→ SELECTION:
>>>

Havana. It’s a strange place. The entire city is a bustling, dirty, noisy contradiction. The people live in complete poverty and relative fear of their government. There’s a guy named Che (not even a Cuban!) that is one of their minor Gods. Something like a saint. Or maybe just a martyr. I’m not sure, after much consideration, what is the true difference between the two.
The people. Some are surprisingly beautiful. Superficially, and some deeper too. Some give when they have nothing. But, sadly, the vast majority are looking for the nearest handout, which could be you – if you are traveling there. Even if you don’t dress flashy, and do speak decent Spanish, and don’t make eye contact. Anybody well-dressed is a walking dollar sign.
And since, after spending a couple of weeks there – I became too familiar with all of it’s history and it’s noise and it’s grime and it’s corruption and it’s contradiction – allow me to digress from the typical “we did this and that” post. If you want the highlights of Havana, Cuba – try the Moon’s Guide for Cuba. This is not that.
The Thing About Havana
The history of Cuba, and it’s bizarre relationship with the US, is … well… sordid. There were the glory days, when the mob had influence. When Tropicana ruled the nightlife of the rich and famous – and the dancing girls were still nude there. When Hemmingway fished and lived and wrote and drank here. When the casinos were among the best in the world and the cars were new and many of the people were oppressed and some were rich and the rest were standing on the outside looking in. When racism was rampant. That was Cuba’s peak.
And then there was a revolution.
This revolution was a big deal. It changed the course of Cuba, completely. If you haven’t seen the effects of a revolution, you can travel around Central/South America for a bit. You’ll see the after-effects of revolutions, and, if you’re open minded and interested- you’ll see what the North Americans have done here, for better or worse. Often for worse. It’s a strange thing to walk around a place that is (relatively) fresh from revolution. It makes you think differently about the word “revolution” and the concept.
But recent revolution is cake compared to active revolution.
It’s a dangerous thing to walk around a place that is actively in a revolution. But, to understand it, you really have to see it. Let me recommend Venezuela, it’s a short flight from the States.
That was sarcasm in case you didn’t catch it. Don’t go to Venezuela.
I went, a while back – even then it was a rough place.
Back to Havana…
If you’re curious, and not completely politically biased – that is to say if you hold politics at an arms length and seek understanding rather than follow a particular party with religious fervor (I’ve met very few people like this, but they do exist) – then communism (which they call socialism here) is mildly interesting. It is, if nothing else, a case study in how you can truly screw up a country’s long-term prospects, on the world’s stage. That’s true if you’re a country with remarkable natural resources (Russia) or a country with few natural resources (Cuba). It’s especially true of the latter.

<<<

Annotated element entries
>>>

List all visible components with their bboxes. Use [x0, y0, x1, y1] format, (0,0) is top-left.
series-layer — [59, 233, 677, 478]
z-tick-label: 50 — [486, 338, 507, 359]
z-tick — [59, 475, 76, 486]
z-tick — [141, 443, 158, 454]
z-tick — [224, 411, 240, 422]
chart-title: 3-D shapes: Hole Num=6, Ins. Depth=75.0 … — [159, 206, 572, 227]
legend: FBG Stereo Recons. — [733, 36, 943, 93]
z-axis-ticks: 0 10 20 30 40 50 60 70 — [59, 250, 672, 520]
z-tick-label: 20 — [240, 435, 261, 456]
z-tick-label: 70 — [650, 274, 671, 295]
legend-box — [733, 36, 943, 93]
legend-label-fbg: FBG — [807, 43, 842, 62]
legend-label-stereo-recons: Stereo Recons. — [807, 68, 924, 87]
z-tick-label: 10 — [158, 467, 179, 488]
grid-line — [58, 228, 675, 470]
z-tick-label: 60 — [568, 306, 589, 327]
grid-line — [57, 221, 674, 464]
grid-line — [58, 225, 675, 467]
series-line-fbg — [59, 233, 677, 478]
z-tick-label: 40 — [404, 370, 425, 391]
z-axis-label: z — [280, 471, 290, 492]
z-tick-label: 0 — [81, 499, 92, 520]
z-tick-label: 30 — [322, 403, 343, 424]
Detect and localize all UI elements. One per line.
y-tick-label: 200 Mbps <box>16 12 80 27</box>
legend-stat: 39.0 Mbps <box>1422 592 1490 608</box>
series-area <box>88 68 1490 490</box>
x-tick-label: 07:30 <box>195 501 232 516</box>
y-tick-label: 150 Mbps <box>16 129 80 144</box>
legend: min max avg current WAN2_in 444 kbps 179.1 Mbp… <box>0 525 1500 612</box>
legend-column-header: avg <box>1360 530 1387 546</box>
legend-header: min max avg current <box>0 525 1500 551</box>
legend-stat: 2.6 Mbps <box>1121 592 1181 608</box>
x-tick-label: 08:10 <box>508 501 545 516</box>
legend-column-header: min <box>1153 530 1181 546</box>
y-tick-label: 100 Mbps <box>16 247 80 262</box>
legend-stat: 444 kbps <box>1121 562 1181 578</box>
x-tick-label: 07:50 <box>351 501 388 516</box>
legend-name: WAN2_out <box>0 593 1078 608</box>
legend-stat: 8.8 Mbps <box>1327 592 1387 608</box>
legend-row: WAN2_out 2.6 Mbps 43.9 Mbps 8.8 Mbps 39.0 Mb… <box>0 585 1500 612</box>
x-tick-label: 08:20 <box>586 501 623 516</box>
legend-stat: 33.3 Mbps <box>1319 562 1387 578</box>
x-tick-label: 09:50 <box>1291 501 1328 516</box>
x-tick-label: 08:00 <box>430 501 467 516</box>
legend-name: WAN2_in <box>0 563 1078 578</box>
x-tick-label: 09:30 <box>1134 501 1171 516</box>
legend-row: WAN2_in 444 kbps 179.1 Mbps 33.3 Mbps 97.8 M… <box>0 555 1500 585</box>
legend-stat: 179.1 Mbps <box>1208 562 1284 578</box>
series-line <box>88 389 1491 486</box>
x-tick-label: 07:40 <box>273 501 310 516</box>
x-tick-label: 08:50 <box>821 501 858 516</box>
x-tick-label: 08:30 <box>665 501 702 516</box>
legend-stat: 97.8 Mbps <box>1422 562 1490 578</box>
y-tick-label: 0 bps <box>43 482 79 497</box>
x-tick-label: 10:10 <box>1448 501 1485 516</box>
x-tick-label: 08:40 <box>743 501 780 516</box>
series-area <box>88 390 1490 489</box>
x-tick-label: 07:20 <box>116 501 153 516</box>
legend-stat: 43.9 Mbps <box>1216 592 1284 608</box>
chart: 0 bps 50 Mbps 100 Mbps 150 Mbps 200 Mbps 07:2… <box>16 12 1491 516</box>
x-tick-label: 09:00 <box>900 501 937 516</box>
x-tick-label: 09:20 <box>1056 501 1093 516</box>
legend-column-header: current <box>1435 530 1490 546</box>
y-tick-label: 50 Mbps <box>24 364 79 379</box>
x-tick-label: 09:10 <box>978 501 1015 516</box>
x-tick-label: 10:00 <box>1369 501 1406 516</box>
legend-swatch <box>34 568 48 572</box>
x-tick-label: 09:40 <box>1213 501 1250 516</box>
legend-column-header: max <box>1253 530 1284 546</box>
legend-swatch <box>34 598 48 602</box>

<<<

→ EXERCISE INSTRUCTIONS:
1 > Summarize the Havana post in two sentences.
2 > Name every country mentioned in the Havana post.
3 > Write the next paragraph of the Havana post, following on from its final sentence.

→ RESPONSES TO THE EXERCISE:
1 > After a couple of weeks in Havana, the writer describes it as a bustling, dirty, noisy contradiction where people live in poverty and relative fear of their government, and most are looking for a handout from anyone well-dressed. Instead of travel highlights, the post reflects on Cuba's pre-revolution glory days, the revolution that completely changed its course, and communism as a case study in ruining a country's long-term prospects.

2 > Cuba, the US, Venezuela, Russia

3 >
It’s also a case study in how you can keep everyone at the same level. And, assuming this level includes basic health-care and a fair level of education – well… Maybe it’s not so bad. Right? Maybe. But not from what I’ve seen.
The thing is, by trying to create a common denominator – they’ve created the lowest common denominator. You can’t bring anyone up, without bringing everyone down.
So Havana, Cuba is a giant political/economic petri dish that sits only a few miles off of the coast of the United States of America.
The hypothesis was fair. The reasoning behind it sound and just. The attempt was valiant and brave and courageous in a way that other South and Central American countries have never been. It stands out in the Caribbean and Spanish speaking countries as – what could have been – a beacon of hope. It could have been the only country, or maybe just the first country, that defied American Imperialism and survived.
It could have been.
But it’s not. In reality, in every possible way, it’s a failure.
I don’t care what you read. I don’t care what they tell you about good healthcare here. I don’t care what they tell you about good education here. I don’t care how uninformed you are. It’s propaganda.
Cuba is a country that is stuck in 1959. Mired. Completely.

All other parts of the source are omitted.